PROBLEM TO WORK ON: Using the entries that follow, collect the lines where the word "color" appears.

::::::

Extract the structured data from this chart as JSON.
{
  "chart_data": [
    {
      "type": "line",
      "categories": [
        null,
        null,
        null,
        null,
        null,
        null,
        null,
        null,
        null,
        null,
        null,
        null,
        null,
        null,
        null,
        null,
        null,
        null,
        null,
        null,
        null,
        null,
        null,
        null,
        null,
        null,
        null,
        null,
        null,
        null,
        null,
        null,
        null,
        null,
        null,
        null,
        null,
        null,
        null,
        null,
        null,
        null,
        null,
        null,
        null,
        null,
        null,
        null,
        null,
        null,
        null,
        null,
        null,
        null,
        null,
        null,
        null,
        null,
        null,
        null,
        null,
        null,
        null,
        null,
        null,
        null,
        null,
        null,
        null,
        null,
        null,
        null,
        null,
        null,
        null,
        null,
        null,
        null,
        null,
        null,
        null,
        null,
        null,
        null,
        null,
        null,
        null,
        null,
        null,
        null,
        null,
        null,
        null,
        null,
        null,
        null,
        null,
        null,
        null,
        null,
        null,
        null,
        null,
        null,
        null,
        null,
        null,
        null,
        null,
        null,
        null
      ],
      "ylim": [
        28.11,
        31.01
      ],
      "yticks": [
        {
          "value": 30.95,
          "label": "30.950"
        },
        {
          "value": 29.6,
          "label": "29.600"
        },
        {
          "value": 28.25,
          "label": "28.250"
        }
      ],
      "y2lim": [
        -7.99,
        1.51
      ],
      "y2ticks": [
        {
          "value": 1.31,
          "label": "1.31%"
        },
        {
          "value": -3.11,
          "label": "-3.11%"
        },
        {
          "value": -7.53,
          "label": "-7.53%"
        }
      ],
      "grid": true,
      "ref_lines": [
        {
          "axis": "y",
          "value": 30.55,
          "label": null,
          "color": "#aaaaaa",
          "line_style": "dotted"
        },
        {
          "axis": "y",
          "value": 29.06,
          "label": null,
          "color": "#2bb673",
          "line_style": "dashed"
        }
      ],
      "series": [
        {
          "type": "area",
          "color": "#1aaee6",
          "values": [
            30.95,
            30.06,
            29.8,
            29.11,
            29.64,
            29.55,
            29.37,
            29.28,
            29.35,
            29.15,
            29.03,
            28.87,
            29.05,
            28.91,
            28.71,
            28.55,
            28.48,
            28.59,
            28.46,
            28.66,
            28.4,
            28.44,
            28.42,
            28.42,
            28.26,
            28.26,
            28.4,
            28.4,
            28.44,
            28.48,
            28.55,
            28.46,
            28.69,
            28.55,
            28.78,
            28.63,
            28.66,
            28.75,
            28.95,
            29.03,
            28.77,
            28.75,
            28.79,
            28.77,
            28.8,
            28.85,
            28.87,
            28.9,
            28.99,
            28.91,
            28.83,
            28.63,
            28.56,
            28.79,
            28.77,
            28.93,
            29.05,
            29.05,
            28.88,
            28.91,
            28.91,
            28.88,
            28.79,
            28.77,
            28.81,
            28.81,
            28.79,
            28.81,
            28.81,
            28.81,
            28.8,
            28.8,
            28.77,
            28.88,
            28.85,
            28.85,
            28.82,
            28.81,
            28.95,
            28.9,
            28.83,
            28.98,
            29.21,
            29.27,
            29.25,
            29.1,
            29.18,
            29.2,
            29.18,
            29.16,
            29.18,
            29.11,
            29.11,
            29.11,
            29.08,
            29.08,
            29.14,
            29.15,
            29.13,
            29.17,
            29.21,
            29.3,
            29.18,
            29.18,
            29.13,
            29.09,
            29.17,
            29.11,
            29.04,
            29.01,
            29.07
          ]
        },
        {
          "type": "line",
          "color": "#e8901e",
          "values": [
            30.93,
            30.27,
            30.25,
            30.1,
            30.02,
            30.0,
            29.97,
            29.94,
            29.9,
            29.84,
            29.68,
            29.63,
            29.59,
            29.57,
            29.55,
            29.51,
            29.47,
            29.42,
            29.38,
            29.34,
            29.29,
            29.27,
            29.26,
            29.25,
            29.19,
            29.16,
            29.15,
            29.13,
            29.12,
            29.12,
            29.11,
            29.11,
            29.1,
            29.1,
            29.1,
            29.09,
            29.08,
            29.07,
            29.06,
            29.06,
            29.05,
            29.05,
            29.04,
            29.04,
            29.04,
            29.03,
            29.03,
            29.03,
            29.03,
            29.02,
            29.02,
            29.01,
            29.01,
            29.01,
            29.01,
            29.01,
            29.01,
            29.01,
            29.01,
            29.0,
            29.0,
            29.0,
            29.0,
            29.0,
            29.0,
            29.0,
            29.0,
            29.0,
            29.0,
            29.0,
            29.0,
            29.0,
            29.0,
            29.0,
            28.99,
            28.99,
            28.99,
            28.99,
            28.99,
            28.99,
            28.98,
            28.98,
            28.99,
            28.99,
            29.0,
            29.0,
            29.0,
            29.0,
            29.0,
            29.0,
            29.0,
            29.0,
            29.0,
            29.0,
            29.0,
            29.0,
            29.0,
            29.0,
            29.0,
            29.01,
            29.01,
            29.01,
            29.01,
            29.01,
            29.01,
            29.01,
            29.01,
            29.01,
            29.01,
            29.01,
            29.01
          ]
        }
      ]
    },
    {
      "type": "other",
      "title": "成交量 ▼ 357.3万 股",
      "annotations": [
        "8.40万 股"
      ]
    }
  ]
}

::::::

SOLUTION TO THIS EXERCISE:
          "color": "#aaaaaa",
          "color": "#2bb673",
          "color": "#1aaee6",
          "color": "#e8901e",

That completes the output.